====== Provided records ======

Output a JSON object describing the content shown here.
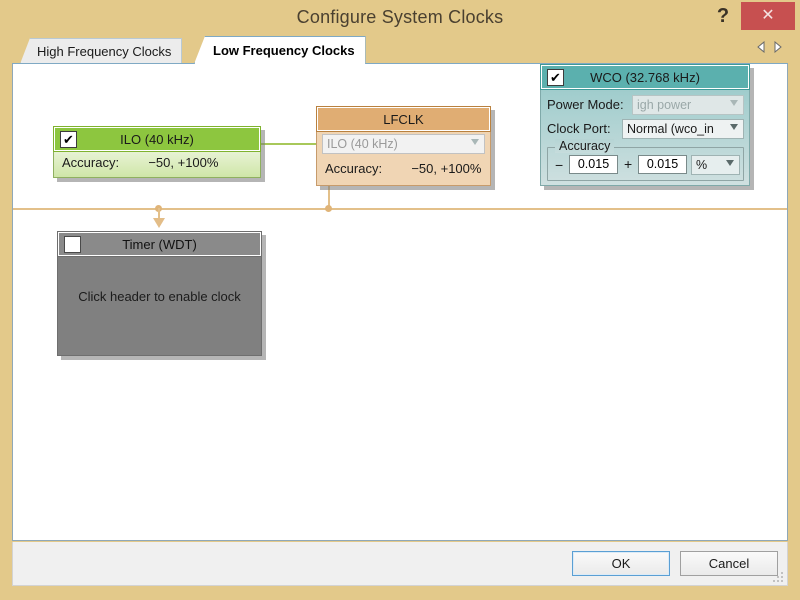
{
  "window": {
    "title": "Configure System Clocks",
    "help_label": "?",
    "close_label": "✕"
  },
  "tabs": [
    {
      "label": "High Frequency Clocks",
      "active": false
    },
    {
      "label": "Low Frequency Clocks",
      "active": true
    }
  ],
  "tab_nav": {
    "prev_icon": "triangle-left-icon",
    "next_icon": "triangle-right-icon"
  },
  "nodes": {
    "ilo": {
      "title": "ILO (40 kHz)",
      "enabled": true,
      "checkbox_glyph": "✔",
      "accuracy_label": "Accuracy:",
      "accuracy_value": "−50, +100%",
      "color": "#8dc63f"
    },
    "lfclk": {
      "title": "LFCLK",
      "source_value": "ILO (40 kHz)",
      "accuracy_label": "Accuracy:",
      "accuracy_value": "−50, +100%",
      "color": "#e0ad73"
    },
    "wco": {
      "title": "WCO (32.768 kHz)",
      "enabled": true,
      "checkbox_glyph": "✔",
      "power_mode_label": "Power Mode:",
      "power_mode_value": "igh power",
      "clock_port_label": "Clock Port:",
      "clock_port_value": "Normal (wco_in",
      "accuracy_group_label": "Accuracy",
      "minus_sign": "−",
      "accuracy_minus_value": "0.015",
      "plus_sign": "+",
      "accuracy_plus_value": "0.015",
      "accuracy_units_value": "%",
      "color": "#5bb0ae"
    },
    "timer": {
      "title": "Timer (WDT)",
      "enabled": false,
      "checkbox_glyph": "",
      "message": "Click header to enable clock",
      "color": "#808080"
    }
  },
  "footer": {
    "ok_label": "OK",
    "cancel_label": "Cancel"
  }
}
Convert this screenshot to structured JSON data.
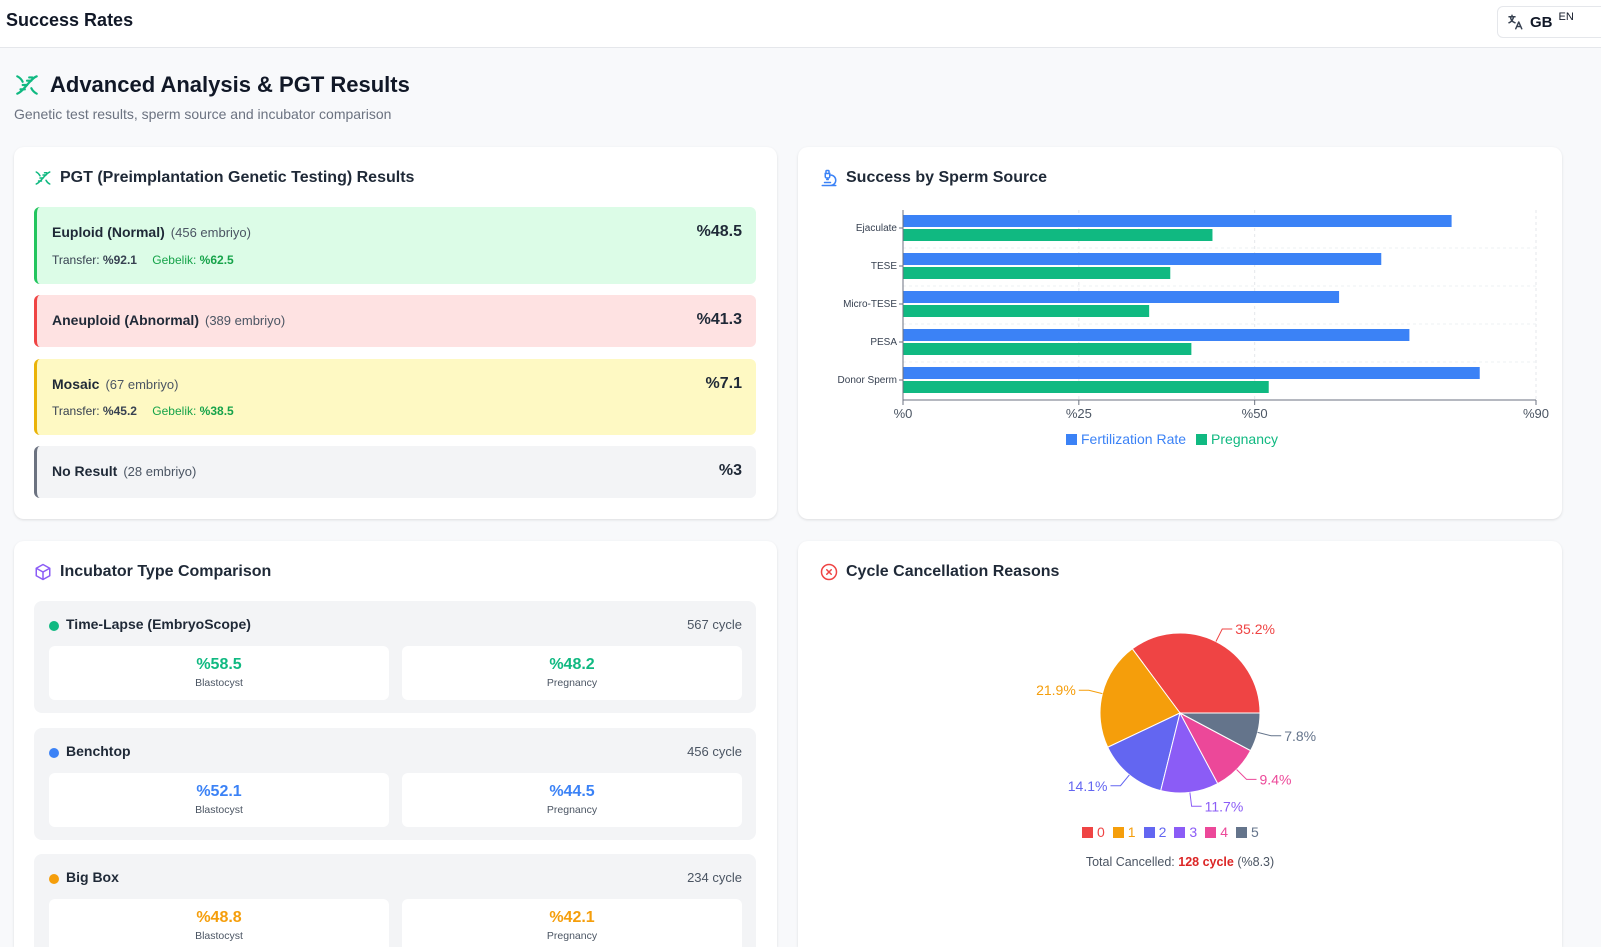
{
  "topbar": {
    "title": "Success Rates",
    "lang_code": "GB",
    "lang_name": "EN"
  },
  "section": {
    "title": "Advanced Analysis & PGT Results",
    "subtitle": "Genetic test results, sperm source and incubator comparison"
  },
  "pgt": {
    "title": "PGT (Preimplantation Genetic Testing) Results",
    "rows": [
      {
        "name": "Euploid (Normal)",
        "count": "(456 embriyo)",
        "pct": "%48.5",
        "transfer_label": "Transfer:",
        "transfer": "%92.1",
        "pregnancy_label": "Gebelik:",
        "pregnancy": "%62.5",
        "bg": "#dcfce7",
        "border": "#22c55e"
      },
      {
        "name": "Aneuploid (Abnormal)",
        "count": "(389 embriyo)",
        "pct": "%41.3",
        "bg": "#fee2e2",
        "border": "#ef4444"
      },
      {
        "name": "Mosaic",
        "count": "(67 embriyo)",
        "pct": "%7.1",
        "transfer_label": "Transfer:",
        "transfer": "%45.2",
        "pregnancy_label": "Gebelik:",
        "pregnancy": "%38.5",
        "bg": "#fef9c3",
        "border": "#eab308"
      },
      {
        "name": "No Result",
        "count": "(28 embriyo)",
        "pct": "%3",
        "bg": "#f3f4f6",
        "border": "#6b7280"
      }
    ]
  },
  "sperm": {
    "title": "Success by Sperm Source",
    "chart_data": {
      "type": "bar",
      "orientation": "horizontal",
      "categories": [
        "Ejaculate",
        "TESE",
        "Micro-TESE",
        "PESA",
        "Donor Sperm"
      ],
      "series": [
        {
          "name": "Fertilization Rate",
          "color": "#3b82f6",
          "values": [
            78,
            68,
            62,
            72,
            82
          ]
        },
        {
          "name": "Pregnancy",
          "color": "#10b981",
          "values": [
            44,
            38,
            35,
            41,
            52
          ]
        }
      ],
      "xlim": [
        0,
        90
      ],
      "xticks": [
        0,
        25,
        50,
        90
      ],
      "xtick_labels": [
        "%0",
        "%25",
        "%50",
        "%90"
      ],
      "grid": true,
      "legend": "bottom"
    }
  },
  "incubator": {
    "title": "Incubator Type Comparison",
    "items": [
      {
        "name": "Time-Lapse (EmbryoScope)",
        "cycles": "567 cycle",
        "color": "#10b981",
        "blast": "%58.5",
        "blast_label": "Blastocyst",
        "preg": "%48.2",
        "preg_label": "Pregnancy"
      },
      {
        "name": "Benchtop",
        "cycles": "456 cycle",
        "color": "#3b82f6",
        "blast": "%52.1",
        "blast_label": "Blastocyst",
        "preg": "%44.5",
        "preg_label": "Pregnancy"
      },
      {
        "name": "Big Box",
        "cycles": "234 cycle",
        "color": "#f59e0b",
        "blast": "%48.8",
        "blast_label": "Blastocyst",
        "preg": "%42.1",
        "preg_label": "Pregnancy"
      }
    ]
  },
  "cancel": {
    "title": "Cycle Cancellation Reasons",
    "chart_data": {
      "type": "pie",
      "labels": [
        "0",
        "1",
        "2",
        "3",
        "4",
        "5"
      ],
      "values": [
        35.2,
        21.9,
        14.1,
        11.7,
        9.4,
        7.8
      ],
      "value_labels": [
        "35.2%",
        "21.9%",
        "14.1%",
        "11.7%",
        "9.4%",
        "7.8%"
      ],
      "colors": [
        "#ef4444",
        "#f59e0b",
        "#6366f1",
        "#8b5cf6",
        "#ec4899",
        "#64748b"
      ],
      "legend": "bottom"
    },
    "total_label": "Total Cancelled:",
    "total_value": "128 cycle",
    "total_pct": "(%8.3)"
  }
}
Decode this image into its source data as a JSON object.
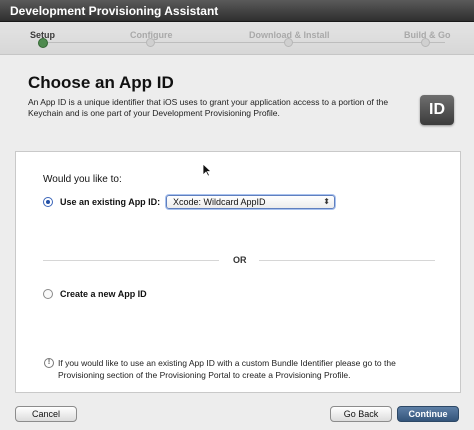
{
  "window": {
    "title": "Development Provisioning Assistant"
  },
  "steps": [
    {
      "label": "Setup",
      "active": true
    },
    {
      "label": "Configure",
      "active": false
    },
    {
      "label": "Download & Install",
      "active": false
    },
    {
      "label": "Build & Go",
      "active": false
    }
  ],
  "header": {
    "title": "Choose an App ID",
    "description": "An App ID is a unique identifier that iOS uses to grant your application access to a portion of the Keychain and is one part of your Development Provisioning Profile.",
    "icon_text": "ID"
  },
  "form": {
    "question": "Would you like to:",
    "option_existing": "Use an existing App ID:",
    "existing_selected": true,
    "select_value": "Xcode: Wildcard AppID",
    "or_label": "OR",
    "option_new": "Create a new App ID",
    "note": "If you would like to use an existing App ID with a custom Bundle Identifier please go to the Provisioning section of the Provisioning Portal to create a Provisioning Profile."
  },
  "buttons": {
    "cancel": "Cancel",
    "back": "Go Back",
    "continue": "Continue"
  }
}
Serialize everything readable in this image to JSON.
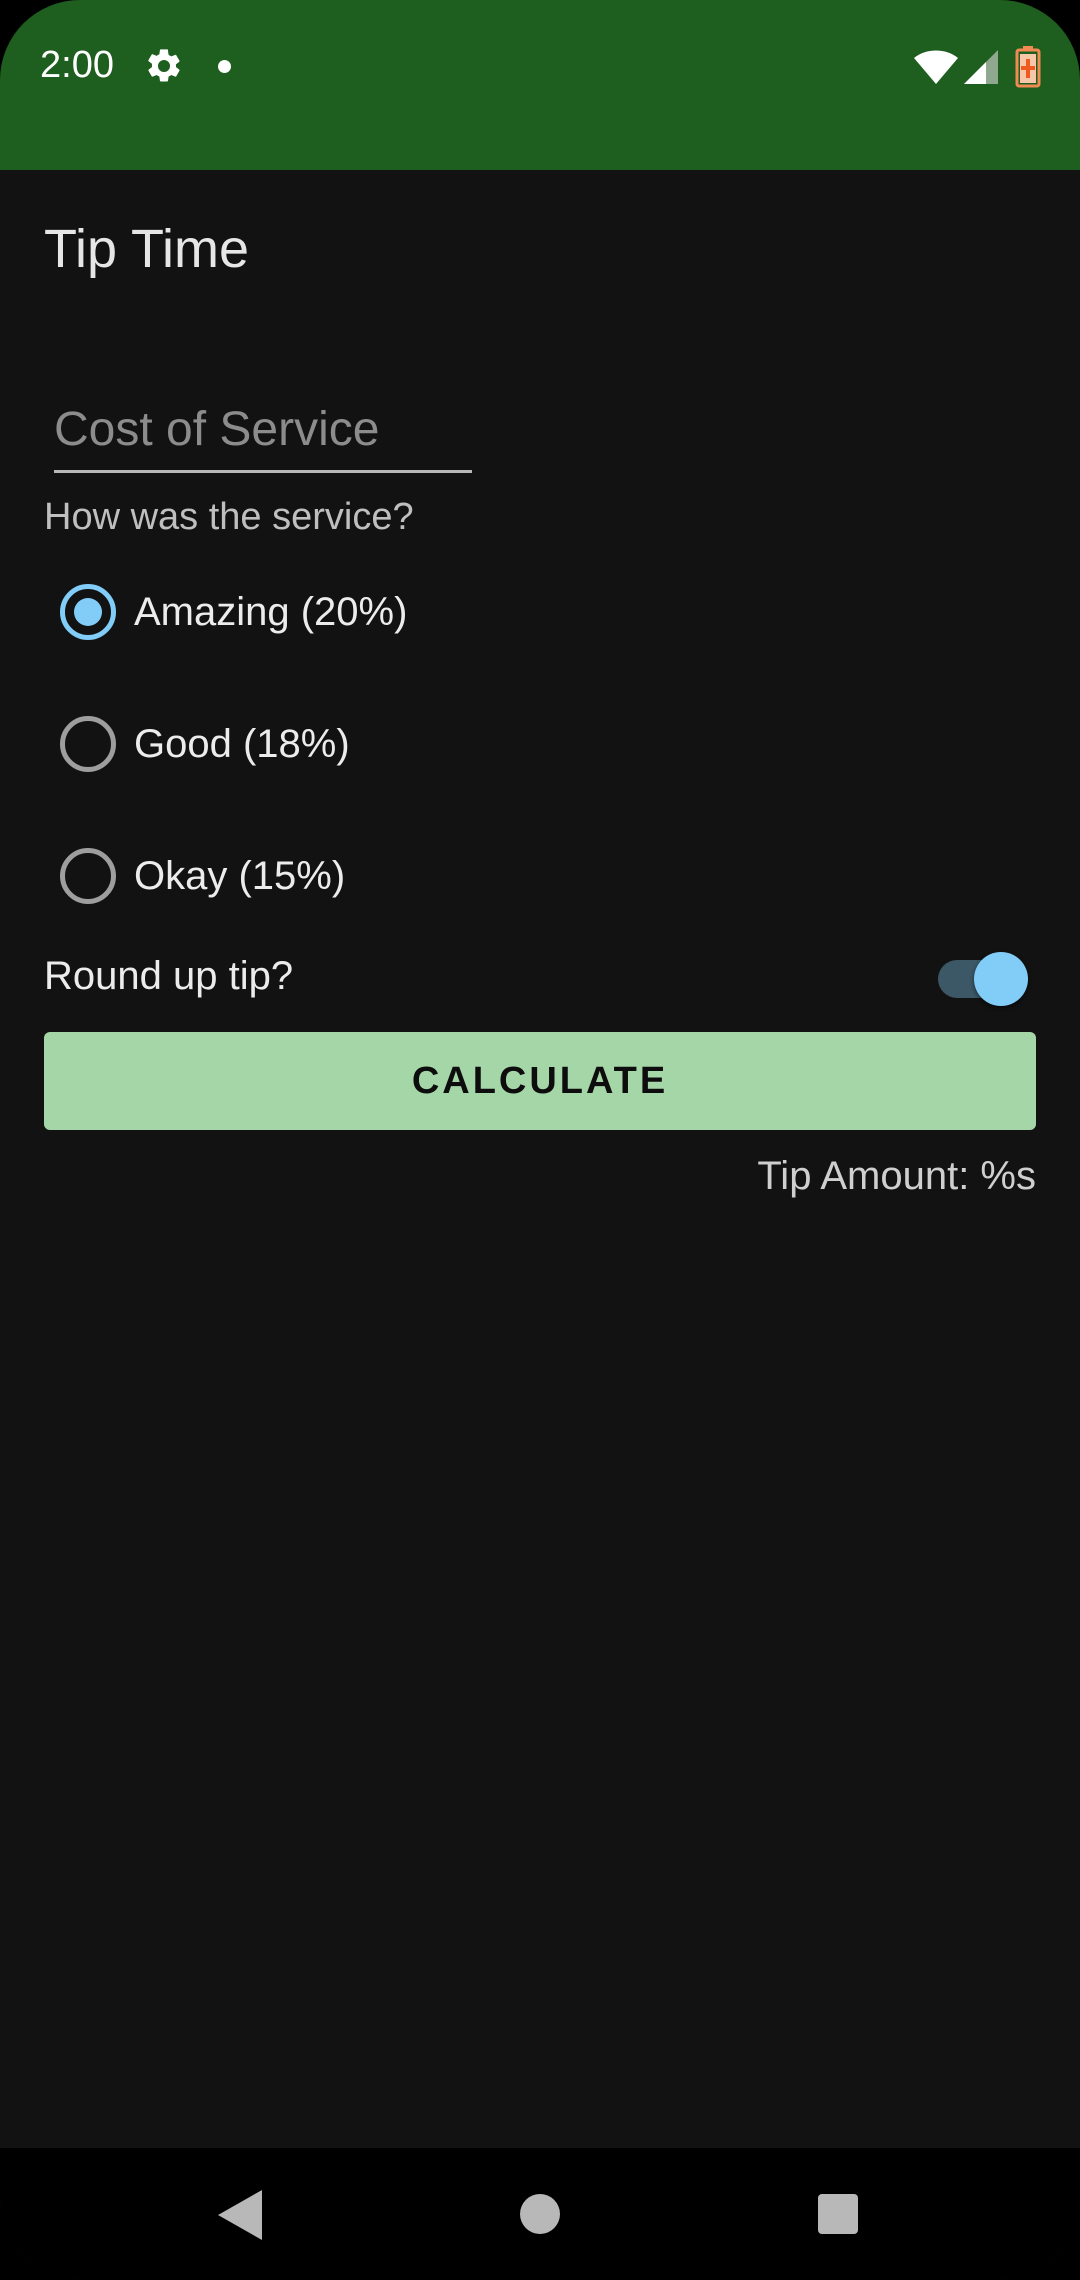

======

*Problem description*: All the records above need to be given again word for word. Skip the pictures.

*Task answer*:
Output a JSON object describing the content shown here.
{
  "window": {
    "title": "Configure System Clocks",
    "help_label": "?",
    "close_label": "✕"
  },
  "tabs": [
    {
      "label": "High Frequency Clocks",
      "active": false
    },
    {
      "label": "Low Frequency Clocks",
      "active": true
    }
  ],
  "tab_nav": {
    "prev_icon": "triangle-left-icon",
    "next_icon": "triangle-right-icon"
  },
  "nodes": {
    "ilo": {
      "title": "ILO (40 kHz)",
      "enabled": true,
      "checkbox_glyph": "✔",
      "accuracy_label": "Accuracy:",
      "accuracy_value": "−50, +100%",
      "color": "#8dc63f"
    },
    "lfclk": {
      "title": "LFCLK",
      "source_value": "ILO (40 kHz)",
      "accuracy_label": "Accuracy:",
      "accuracy_value": "−50, +100%",
      "color": "#e0ad73"
    },
    "wco": {
      "title": "WCO (32.768 kHz)",
      "enabled": true,
      "checkbox_glyph": "✔",
      "power_mode_label": "Power Mode:",
      "power_mode_value": "igh power",
      "clock_port_label": "Clock Port:",
      "clock_port_value": "Normal (wco_in",
      "accuracy_group_label": "Accuracy",
      "minus_sign": "−",
      "accuracy_minus_value": "0.015",
      "plus_sign": "+",
      "accuracy_plus_value": "0.015",
      "accuracy_units_value": "%",
      "color": "#5bb0ae"
    },
    "timer": {
      "title": "Timer (WDT)",
      "enabled": false,
      "checkbox_glyph": "",
      "message": "Click header to enable clock",
      "color": "#808080"
    }
  },
  "footer": {
    "ok_label": "OK",
    "cancel_label": "Cancel"
  }
}
Convert this screenshot to structured JSON data.
{
  "topbar": {
    "title": "Success Rates",
    "lang_code": "GB",
    "lang_name": "EN"
  },
  "section": {
    "title": "Advanced Analysis & PGT Results",
    "subtitle": "Genetic test results, sperm source and incubator comparison"
  },
  "pgt": {
    "title": "PGT (Preimplantation Genetic Testing) Results",
    "rows": [
      {
        "name": "Euploid (Normal)",
        "count": "(456 embriyo)",
        "pct": "%48.5",
        "transfer_label": "Transfer:",
        "transfer": "%92.1",
        "pregnancy_label": "Gebelik:",
        "pregnancy": "%62.5",
        "bg": "#dcfce7",
        "border": "#22c55e"
      },
      {
        "name": "Aneuploid (Abnormal)",
        "count": "(389 embriyo)",
        "pct": "%41.3",
        "bg": "#fee2e2",
        "border": "#ef4444"
      },
      {
        "name": "Mosaic",
        "count": "(67 embriyo)",
        "pct": "%7.1",
        "transfer_label": "Transfer:",
        "transfer": "%45.2",
        "pregnancy_label": "Gebelik:",
        "pregnancy": "%38.5",
        "bg": "#fef9c3",
        "border": "#eab308"
      },
      {
        "name": "No Result",
        "count": "(28 embriyo)",
        "pct": "%3",
        "bg": "#f3f4f6",
        "border": "#6b7280"
      }
    ]
  },
  "sperm": {
    "title": "Success by Sperm Source",
    "chart_data": {
      "type": "bar",
      "orientation": "horizontal",
      "categories": [
        "Ejaculate",
        "TESE",
        "Micro-TESE",
        "PESA",
        "Donor Sperm"
      ],
      "series": [
        {
          "name": "Fertilization Rate",
          "color": "#3b82f6",
          "values": [
            78,
            68,
            62,
            72,
            82
          ]
        },
        {
          "name": "Pregnancy",
          "color": "#10b981",
          "values": [
            44,
            38,
            35,
            41,
            52
          ]
        }
      ],
      "xlim": [
        0,
        90
      ],
      "xticks": [
        0,
        25,
        50,
        90
      ],
      "xtick_labels": [
        "%0",
        "%25",
        "%50",
        "%90"
      ],
      "grid": true,
      "legend": "bottom"
    }
  },
  "incubator": {
    "title": "Incubator Type Comparison",
    "items": [
      {
        "name": "Time-Lapse (EmbryoScope)",
        "cycles": "567 cycle",
        "color": "#10b981",
        "blast": "%58.5",
        "blast_label": "Blastocyst",
        "preg": "%48.2",
        "preg_label": "Pregnancy"
      },
      {
        "name": "Benchtop",
        "cycles": "456 cycle",
        "color": "#3b82f6",
        "blast": "%52.1",
        "blast_label": "Blastocyst",
        "preg": "%44.5",
        "preg_label": "Pregnancy"
      },
      {
        "name": "Big Box",
        "cycles": "234 cycle",
        "color": "#f59e0b",
        "blast": "%48.8",
        "blast_label": "Blastocyst",
        "preg": "%42.1",
        "preg_label": "Pregnancy"
      }
    ]
  },
  "cancel": {
    "title": "Cycle Cancellation Reasons",
    "chart_data": {
      "type": "pie",
      "labels": [
        "0",
        "1",
        "2",
        "3",
        "4",
        "5"
      ],
      "values": [
        35.2,
        21.9,
        14.1,
        11.7,
        9.4,
        7.8
      ],
      "value_labels": [
        "35.2%",
        "21.9%",
        "14.1%",
        "11.7%",
        "9.4%",
        "7.8%"
      ],
      "colors": [
        "#ef4444",
        "#f59e0b",
        "#6366f1",
        "#8b5cf6",
        "#ec4899",
        "#64748b"
      ],
      "legend": "bottom"
    },
    "total_label": "Total Cancelled:",
    "total_value": "128 cycle",
    "total_pct": "(%8.3)"
  }
}
Decode this image into its source data as a JSON object.
{
  "window": {
    "title": "Development Provisioning Assistant"
  },
  "steps": [
    {
      "label": "Setup",
      "active": true
    },
    {
      "label": "Configure",
      "active": false
    },
    {
      "label": "Download & Install",
      "active": false
    },
    {
      "label": "Build & Go",
      "active": false
    }
  ],
  "header": {
    "title": "Choose an App ID",
    "description": "An App ID is a unique identifier that iOS uses to grant your application access to a portion of the Keychain and is one part of your Development Provisioning Profile.",
    "icon_text": "ID"
  },
  "form": {
    "question": "Would you like to:",
    "option_existing": "Use an existing App ID:",
    "existing_selected": true,
    "select_value": "Xcode: Wildcard AppID",
    "or_label": "OR",
    "option_new": "Create a new App ID",
    "note": "If you would like to use an existing App ID with a custom Bundle Identifier please go to the Provisioning section of the Provisioning Portal to create a Provisioning Profile."
  },
  "buttons": {
    "cancel": "Cancel",
    "back": "Go Back",
    "continue": "Continue"
  }
}
Serialize everything readable in this image to JSON.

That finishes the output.